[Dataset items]
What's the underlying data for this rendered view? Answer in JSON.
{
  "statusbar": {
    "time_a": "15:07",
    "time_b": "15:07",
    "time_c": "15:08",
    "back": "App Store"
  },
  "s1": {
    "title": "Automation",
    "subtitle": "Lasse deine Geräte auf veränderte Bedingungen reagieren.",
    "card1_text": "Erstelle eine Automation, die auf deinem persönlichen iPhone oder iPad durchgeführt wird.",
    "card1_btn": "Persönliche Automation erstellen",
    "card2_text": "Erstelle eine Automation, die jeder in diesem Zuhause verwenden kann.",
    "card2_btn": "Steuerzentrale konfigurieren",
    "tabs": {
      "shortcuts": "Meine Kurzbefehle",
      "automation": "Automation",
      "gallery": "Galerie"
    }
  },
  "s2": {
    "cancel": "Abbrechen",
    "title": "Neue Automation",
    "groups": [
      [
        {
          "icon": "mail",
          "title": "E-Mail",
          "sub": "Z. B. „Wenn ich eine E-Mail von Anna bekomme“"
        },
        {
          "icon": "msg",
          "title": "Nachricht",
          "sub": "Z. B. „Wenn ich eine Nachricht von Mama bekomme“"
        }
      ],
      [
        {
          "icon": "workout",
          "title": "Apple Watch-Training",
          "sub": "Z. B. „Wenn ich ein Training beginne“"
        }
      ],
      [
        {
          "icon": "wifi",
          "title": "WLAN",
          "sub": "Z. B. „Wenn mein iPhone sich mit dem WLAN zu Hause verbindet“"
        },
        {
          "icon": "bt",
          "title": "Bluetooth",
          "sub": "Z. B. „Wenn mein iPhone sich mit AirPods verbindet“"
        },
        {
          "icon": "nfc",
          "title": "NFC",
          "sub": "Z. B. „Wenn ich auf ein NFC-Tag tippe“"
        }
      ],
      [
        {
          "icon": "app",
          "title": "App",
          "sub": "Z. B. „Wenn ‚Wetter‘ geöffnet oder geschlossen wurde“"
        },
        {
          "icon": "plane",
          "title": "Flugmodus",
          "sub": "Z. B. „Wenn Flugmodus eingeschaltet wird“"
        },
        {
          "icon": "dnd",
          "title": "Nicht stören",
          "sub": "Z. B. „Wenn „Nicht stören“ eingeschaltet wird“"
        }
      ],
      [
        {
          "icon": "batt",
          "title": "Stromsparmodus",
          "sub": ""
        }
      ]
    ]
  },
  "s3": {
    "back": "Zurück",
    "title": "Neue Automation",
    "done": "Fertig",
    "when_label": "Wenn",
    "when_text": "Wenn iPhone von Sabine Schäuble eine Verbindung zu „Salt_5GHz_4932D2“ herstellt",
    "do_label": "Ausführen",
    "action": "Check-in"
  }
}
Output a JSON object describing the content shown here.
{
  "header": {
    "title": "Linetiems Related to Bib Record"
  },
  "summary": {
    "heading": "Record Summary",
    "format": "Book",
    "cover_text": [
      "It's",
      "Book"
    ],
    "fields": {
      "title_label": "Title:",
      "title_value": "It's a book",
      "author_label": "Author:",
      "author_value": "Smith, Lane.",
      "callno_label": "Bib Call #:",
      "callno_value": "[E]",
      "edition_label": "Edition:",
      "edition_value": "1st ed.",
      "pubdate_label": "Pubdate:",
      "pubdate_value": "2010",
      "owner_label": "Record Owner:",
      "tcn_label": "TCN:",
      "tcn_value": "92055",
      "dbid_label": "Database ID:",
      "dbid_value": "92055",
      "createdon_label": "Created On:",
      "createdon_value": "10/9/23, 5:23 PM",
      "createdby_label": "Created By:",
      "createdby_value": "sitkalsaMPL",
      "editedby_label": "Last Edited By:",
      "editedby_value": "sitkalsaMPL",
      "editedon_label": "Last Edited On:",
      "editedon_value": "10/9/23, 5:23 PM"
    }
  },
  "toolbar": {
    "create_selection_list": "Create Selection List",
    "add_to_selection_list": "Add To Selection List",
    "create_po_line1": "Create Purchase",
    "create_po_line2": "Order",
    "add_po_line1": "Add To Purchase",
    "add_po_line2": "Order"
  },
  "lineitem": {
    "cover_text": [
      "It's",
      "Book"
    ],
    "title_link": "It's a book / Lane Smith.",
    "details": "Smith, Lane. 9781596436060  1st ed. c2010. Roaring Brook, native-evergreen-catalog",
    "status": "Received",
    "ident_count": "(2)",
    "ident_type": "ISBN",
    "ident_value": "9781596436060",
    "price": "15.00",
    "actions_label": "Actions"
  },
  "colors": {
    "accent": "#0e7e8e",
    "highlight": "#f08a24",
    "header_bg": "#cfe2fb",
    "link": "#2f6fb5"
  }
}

---

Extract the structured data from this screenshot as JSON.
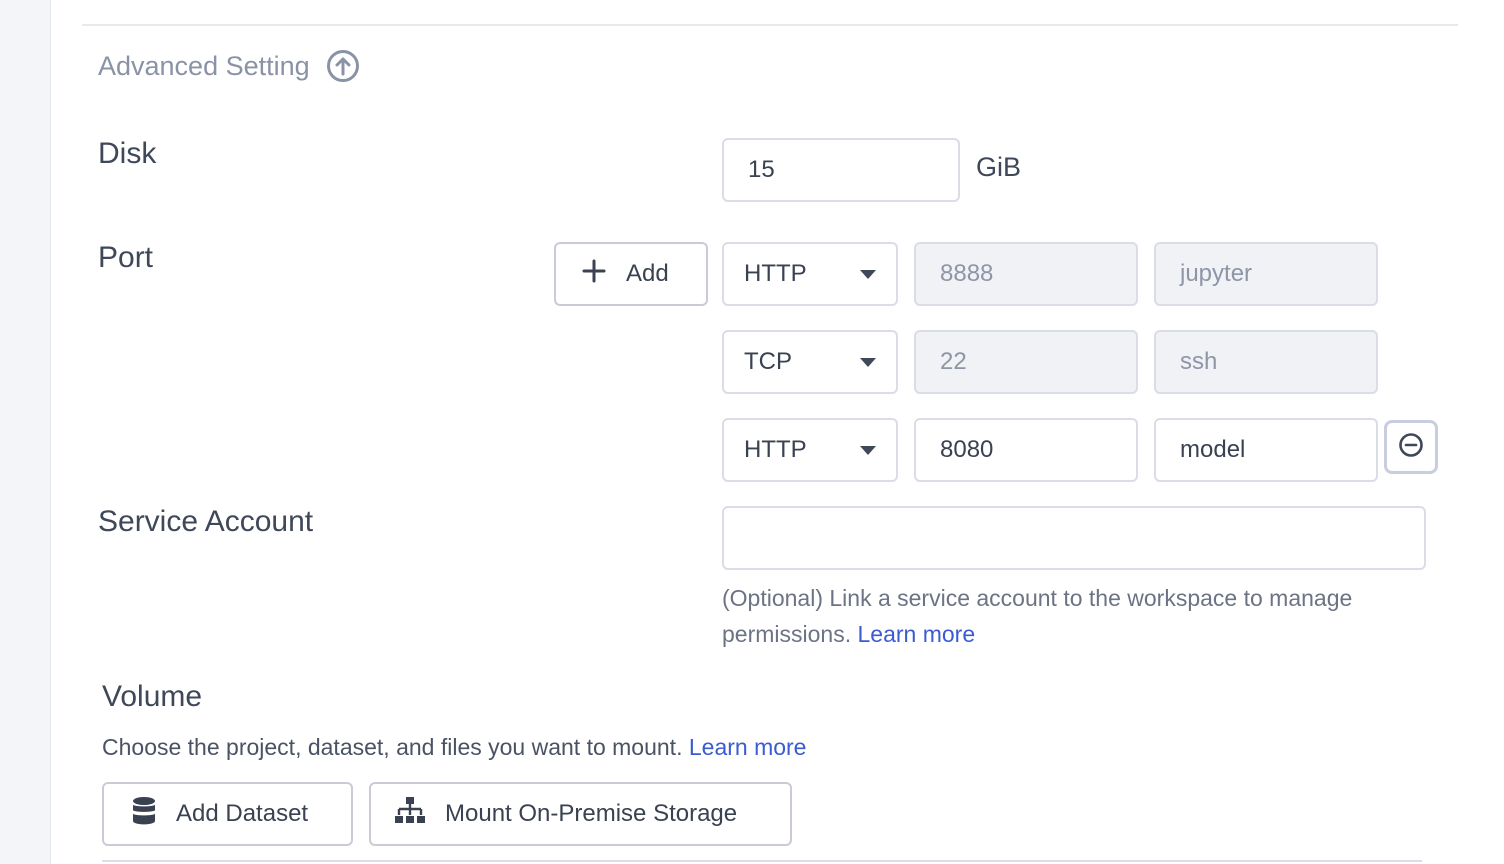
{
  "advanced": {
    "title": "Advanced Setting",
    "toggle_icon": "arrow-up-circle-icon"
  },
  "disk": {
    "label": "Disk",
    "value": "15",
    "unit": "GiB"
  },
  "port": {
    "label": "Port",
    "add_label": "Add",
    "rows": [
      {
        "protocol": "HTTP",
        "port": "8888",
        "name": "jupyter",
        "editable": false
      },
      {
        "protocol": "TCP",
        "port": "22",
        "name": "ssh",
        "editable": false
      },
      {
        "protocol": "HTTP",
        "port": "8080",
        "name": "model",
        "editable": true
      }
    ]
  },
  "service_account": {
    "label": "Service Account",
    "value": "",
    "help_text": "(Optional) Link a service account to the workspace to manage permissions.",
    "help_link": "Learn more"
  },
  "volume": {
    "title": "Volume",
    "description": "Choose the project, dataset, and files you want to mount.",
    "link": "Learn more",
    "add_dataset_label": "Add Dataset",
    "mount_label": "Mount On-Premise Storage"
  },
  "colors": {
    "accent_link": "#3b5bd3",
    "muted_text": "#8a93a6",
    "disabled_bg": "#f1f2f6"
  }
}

...

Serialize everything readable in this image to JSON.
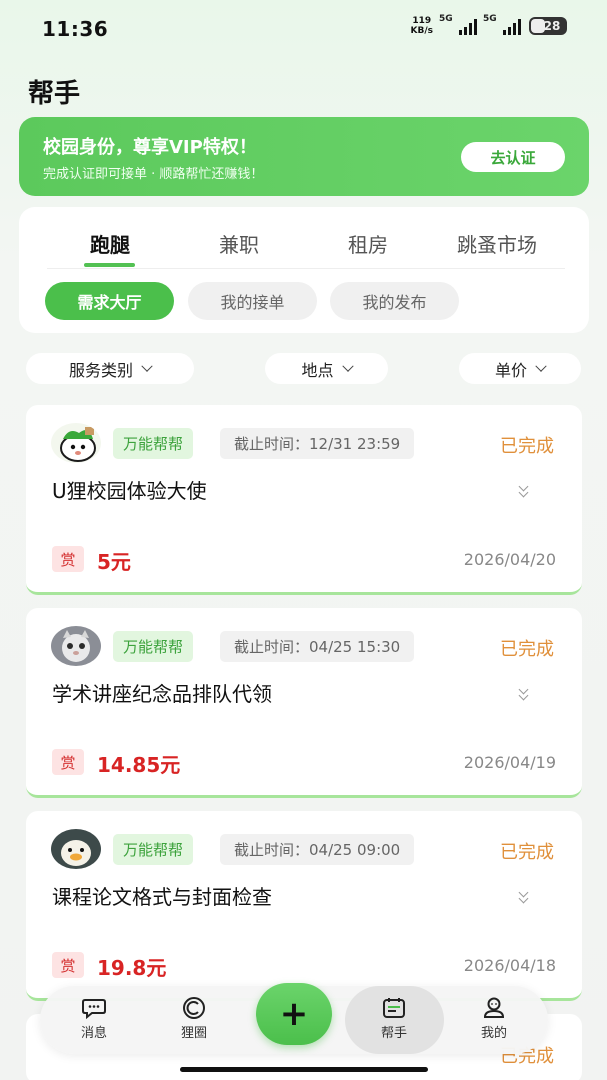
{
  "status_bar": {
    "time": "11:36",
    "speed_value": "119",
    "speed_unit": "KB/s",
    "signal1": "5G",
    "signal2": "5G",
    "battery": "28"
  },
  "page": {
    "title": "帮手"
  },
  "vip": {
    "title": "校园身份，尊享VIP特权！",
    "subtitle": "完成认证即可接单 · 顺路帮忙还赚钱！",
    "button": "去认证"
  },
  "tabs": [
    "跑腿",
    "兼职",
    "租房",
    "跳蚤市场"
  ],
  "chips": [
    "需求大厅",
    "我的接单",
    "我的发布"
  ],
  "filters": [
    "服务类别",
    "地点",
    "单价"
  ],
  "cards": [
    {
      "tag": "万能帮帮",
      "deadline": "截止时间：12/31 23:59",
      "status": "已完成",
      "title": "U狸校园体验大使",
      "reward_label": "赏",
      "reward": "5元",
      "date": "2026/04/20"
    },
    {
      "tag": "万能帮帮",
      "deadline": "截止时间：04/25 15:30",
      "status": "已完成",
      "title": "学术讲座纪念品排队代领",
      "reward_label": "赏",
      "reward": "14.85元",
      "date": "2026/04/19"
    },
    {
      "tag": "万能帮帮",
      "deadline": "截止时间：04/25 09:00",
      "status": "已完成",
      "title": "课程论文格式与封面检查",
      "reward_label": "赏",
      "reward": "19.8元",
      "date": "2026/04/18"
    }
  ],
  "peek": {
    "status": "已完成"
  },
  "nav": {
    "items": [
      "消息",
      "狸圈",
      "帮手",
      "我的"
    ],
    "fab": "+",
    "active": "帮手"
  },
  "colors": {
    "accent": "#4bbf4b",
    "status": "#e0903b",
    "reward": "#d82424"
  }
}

_Problem to solve_.
Give the number of lines above in which the word "bekomme" occurs, with nothing else.

_Full output_.
2